>> begin Source material

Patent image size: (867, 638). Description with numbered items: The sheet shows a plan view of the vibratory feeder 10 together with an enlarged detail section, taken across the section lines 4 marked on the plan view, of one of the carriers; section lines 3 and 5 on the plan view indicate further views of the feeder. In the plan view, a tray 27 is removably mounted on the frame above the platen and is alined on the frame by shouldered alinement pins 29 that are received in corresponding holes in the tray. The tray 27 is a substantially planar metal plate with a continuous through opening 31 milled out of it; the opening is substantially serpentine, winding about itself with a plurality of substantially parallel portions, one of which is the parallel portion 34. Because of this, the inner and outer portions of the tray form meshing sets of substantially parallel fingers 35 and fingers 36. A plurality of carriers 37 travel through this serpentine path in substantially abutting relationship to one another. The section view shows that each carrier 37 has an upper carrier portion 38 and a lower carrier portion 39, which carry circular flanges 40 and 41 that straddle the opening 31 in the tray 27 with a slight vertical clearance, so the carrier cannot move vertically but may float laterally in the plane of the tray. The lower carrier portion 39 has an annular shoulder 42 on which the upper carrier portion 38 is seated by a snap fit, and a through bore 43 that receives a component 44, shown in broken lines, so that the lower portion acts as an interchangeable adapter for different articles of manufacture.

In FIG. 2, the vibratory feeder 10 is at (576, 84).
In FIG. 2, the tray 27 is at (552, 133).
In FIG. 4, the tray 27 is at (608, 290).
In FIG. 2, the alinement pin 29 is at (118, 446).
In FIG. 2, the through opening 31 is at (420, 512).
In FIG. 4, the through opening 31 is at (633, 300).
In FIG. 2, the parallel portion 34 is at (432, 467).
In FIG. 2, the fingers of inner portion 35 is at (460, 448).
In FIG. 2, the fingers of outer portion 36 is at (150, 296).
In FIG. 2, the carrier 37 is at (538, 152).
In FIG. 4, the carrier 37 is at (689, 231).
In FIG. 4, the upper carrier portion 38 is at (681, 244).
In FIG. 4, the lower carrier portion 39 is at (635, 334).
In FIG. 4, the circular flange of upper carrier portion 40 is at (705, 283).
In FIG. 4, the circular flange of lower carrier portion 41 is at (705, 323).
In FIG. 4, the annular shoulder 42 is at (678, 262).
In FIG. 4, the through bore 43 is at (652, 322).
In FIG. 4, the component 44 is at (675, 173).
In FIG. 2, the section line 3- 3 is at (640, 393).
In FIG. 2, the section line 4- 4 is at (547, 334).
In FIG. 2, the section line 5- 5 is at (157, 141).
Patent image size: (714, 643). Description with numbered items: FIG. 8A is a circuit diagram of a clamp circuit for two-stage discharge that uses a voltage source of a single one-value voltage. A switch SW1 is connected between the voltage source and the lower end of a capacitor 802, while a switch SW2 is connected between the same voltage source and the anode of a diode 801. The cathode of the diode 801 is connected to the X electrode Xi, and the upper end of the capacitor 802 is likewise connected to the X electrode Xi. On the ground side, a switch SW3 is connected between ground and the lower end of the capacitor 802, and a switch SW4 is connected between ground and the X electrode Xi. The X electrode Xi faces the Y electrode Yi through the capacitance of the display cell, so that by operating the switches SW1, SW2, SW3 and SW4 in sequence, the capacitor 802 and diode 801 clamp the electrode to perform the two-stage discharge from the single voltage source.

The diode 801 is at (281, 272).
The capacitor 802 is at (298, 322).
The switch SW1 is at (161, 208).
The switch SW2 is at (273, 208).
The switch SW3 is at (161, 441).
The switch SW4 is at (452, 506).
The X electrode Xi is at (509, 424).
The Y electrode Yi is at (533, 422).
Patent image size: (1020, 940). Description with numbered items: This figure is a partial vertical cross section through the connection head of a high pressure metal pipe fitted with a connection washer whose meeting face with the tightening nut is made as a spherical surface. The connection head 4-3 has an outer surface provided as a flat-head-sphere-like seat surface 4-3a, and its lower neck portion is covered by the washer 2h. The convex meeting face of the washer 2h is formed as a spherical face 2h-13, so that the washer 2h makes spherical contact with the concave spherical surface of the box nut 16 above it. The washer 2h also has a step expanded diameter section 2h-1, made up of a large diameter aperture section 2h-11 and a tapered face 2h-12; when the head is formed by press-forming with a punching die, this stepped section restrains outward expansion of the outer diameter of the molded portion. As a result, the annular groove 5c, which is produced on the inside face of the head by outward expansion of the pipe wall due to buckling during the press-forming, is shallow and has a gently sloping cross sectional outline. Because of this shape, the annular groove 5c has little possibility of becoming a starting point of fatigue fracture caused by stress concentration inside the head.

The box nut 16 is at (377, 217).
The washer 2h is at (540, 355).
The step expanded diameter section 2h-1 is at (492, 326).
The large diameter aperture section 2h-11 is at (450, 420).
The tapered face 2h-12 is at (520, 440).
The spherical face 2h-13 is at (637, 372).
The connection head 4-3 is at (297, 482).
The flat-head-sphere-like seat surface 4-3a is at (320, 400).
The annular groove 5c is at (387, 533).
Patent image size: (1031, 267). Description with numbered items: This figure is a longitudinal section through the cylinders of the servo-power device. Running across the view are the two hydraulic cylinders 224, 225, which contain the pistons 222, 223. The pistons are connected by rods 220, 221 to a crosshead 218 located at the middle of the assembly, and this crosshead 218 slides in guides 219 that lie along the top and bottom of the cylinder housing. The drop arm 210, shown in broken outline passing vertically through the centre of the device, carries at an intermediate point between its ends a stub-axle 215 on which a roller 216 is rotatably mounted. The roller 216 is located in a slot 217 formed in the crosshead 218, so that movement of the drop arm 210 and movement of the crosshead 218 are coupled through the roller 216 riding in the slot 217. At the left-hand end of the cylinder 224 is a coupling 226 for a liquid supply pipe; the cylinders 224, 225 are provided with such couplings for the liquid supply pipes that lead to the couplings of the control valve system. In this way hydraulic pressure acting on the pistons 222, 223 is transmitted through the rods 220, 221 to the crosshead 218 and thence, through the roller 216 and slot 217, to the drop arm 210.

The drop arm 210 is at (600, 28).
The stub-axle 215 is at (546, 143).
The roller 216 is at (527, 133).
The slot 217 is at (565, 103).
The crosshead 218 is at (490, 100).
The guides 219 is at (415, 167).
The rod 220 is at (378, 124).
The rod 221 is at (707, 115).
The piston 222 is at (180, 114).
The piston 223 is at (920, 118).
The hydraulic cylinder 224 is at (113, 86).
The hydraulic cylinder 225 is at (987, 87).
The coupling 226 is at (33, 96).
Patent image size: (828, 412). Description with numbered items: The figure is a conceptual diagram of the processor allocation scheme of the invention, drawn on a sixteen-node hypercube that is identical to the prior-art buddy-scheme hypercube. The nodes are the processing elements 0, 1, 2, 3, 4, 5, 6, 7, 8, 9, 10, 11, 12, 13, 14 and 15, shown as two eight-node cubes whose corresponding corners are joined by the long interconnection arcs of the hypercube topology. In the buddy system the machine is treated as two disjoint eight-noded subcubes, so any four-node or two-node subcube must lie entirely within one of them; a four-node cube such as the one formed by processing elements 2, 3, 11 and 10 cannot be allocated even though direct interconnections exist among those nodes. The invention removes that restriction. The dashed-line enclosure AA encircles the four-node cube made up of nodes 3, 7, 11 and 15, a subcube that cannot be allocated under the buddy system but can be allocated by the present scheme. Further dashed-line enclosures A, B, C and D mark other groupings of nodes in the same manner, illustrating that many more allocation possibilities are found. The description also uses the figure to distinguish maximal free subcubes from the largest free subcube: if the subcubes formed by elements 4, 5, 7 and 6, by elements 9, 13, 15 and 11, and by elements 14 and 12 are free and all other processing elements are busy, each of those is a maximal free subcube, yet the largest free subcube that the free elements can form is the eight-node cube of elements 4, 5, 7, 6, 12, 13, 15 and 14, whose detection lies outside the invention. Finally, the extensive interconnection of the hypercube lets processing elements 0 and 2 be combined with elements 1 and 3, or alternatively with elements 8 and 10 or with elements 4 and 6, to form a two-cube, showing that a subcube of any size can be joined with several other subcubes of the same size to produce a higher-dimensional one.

>> end Source material

• What is needed: Express the data above as a JSON list of strings, one string per line, starting with the line that contains "Patent image size: (714, 643)." and going on through the line that contains "The switch SW1 is at (161, 208).". Leave out blank lines.

• Complete answer:
[
  "Patent image size: (714, 643). Description with numbered items: FIG. 8A is a circuit diagram of a clamp circuit for two-stage discharge that uses a voltage source of a single one-value voltage. A switch SW1 is connected between the voltage source and the lower end of a capacitor 802, while a switch SW2 is connected between the same voltage source and the anode of a diode 801. The cathode of the diode 801 is connected to the X electrode Xi, and the upper end of the capacitor 802 is likewise connected to the X electrode Xi. On the ground side, a switch SW3 is connected between ground and the lower end of the capacitor 802, and a switch SW4 is connected between ground and the X electrode Xi. The X electrode Xi faces the Y electrode Yi through the capacitance of the display cell, so that by operating the switches SW1, SW2, SW3 and SW4 in sequence, the capacitor 802 and diode 801 clamp the electrode to perform the two-stage discharge from the single voltage source.",
  "The diode 801 is at (281, 272).",
  "The capacitor 802 is at (298, 322).",
  "The switch SW1 is at (161, 208)."
]